─── Data to use

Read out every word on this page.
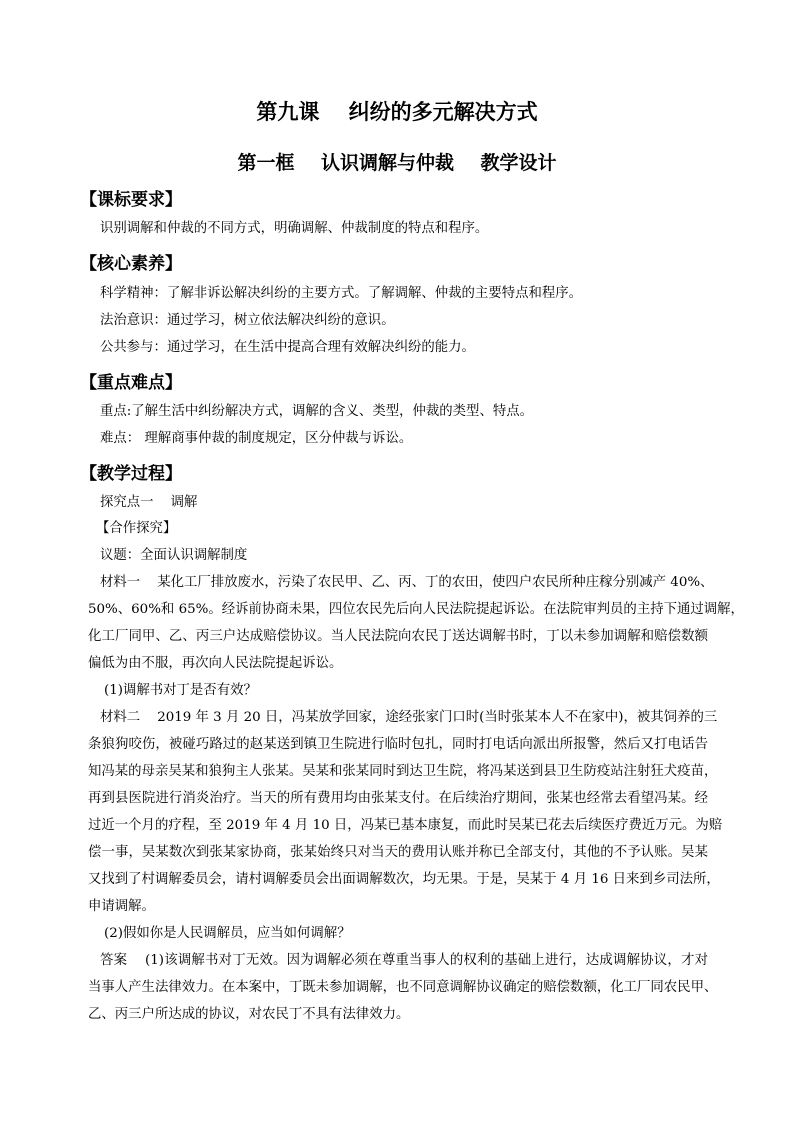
第九课    纠纷的多元解决方式
第一框    认识调解与仲裁    教学设计
【课标要求】
识别调解和仲裁的不同方式，明确调解、仲裁制度的特点和程序。
【核心素养】
科学精神：了解非诉讼解决纠纷的主要方式。了解调解、仲裁的主要特点和程序。
法治意识：通过学习，树立依法解决纠纷的意识。
公共参与：通过学习，在生活中提高合理有效解决纠纷的能力。
【重点难点】
重点:了解生活中纠纷解决方式，调解的含义、类型，仲裁的类型、特点。
难点： 理解商事仲裁的制度规定，区分仲裁与诉讼。
【教学过程】
探究点一    调解
【合作探究】
议题：全面认识调解制度
材料一    某化工厂排放废水，污染了农民甲、乙、丙、丁的农田，使四户农民所种庄稼分别减产 40%、
50%、60%和 65%。经诉前协商未果，四位农民先后向人民法院提起诉讼。在法院审判员的主持下通过调解，
化工厂同甲、乙、丙三户达成赔偿协议。当人民法院向农民丁送达调解书时，丁以未参加调解和赔偿数额
偏低为由不服，再次向人民法院提起诉讼。
(1)调解书对丁是否有效？
材料二    2019 年 3 月 20 日，冯某放学回家，途经张家门口时(当时张某本人不在家中)，被其饲养的三
条狼狗咬伤，被碰巧路过的赵某送到镇卫生院进行临时包扎，同时打电话向派出所报警，然后又打电话告
知冯某的母亲吴某和狼狗主人张某。吴某和张某同时到达卫生院，将冯某送到县卫生防疫站注射狂犬疫苗，
再到县医院进行消炎治疗。当天的所有费用均由张某支付。在后续治疗期间，张某也经常去看望冯某。经
过近一个月的疗程，至 2019 年 4 月 10 日，冯某已基本康复，而此时吴某已花去后续医疗费近万元。为赔
偿一事，吴某数次到张某家协商，张某始终只对当天的费用认账并称已全部支付，其他的不予认账。吴某
又找到了村调解委员会，请村调解委员会出面调解数次，均无果。于是，吴某于 4 月 16 日来到乡司法所，
申请调解。
(2)假如你是人民调解员，应当如何调解？
答案    (1)该调解书对丁无效。因为调解必须在尊重当事人的权利的基础上进行，达成调解协议，才对
当事人产生法律效力。在本案中，丁既未参加调解，也不同意调解协议确定的赔偿数额，化工厂同农民甲、
乙、丙三户所达成的协议，对农民丁不具有法律效力。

──────

Copy every line from the records above that contains the word "通过学习".

Result for this task.
法治意识：通过学习，树立依法解决纠纷的意识。
公共参与：通过学习，在生活中提高合理有效解决纠纷的能力。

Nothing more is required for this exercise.